▶ _WORK TO BE COMPLETED_
Find all lines in the records that include the word "screenshot", and copy them out.

▶ _MATERIAL TO PROCESS_
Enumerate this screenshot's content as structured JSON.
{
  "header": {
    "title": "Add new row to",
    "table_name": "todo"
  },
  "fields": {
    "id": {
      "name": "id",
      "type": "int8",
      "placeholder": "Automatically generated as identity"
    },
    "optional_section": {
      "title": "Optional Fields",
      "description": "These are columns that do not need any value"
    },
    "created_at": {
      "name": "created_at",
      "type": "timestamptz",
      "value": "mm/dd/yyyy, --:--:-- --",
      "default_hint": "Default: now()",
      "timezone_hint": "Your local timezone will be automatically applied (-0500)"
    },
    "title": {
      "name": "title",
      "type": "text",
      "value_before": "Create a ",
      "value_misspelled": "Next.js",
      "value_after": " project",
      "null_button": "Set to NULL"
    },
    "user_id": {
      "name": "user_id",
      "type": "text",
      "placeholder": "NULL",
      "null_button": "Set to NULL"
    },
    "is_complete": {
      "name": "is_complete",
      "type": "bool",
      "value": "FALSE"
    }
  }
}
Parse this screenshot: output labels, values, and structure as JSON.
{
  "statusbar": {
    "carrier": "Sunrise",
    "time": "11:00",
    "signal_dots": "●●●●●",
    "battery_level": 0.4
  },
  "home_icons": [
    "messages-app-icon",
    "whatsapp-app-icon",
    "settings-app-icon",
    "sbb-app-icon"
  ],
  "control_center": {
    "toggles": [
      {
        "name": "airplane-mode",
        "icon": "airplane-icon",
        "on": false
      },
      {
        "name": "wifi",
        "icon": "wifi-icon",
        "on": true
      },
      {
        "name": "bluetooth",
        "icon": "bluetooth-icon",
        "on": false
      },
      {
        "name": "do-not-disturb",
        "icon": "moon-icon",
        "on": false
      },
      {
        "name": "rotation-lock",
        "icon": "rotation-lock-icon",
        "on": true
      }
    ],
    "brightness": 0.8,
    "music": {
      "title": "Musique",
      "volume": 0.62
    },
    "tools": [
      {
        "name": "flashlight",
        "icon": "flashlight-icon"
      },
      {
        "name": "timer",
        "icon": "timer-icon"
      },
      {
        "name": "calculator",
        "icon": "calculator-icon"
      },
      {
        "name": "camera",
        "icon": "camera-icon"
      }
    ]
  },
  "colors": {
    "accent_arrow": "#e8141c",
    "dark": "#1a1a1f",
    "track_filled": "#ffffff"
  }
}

▶ _TASK RESPONSE_
Enumerate this screenshot's content as structured JSON.
Parse this screenshot: output labels, values, and structure as JSON.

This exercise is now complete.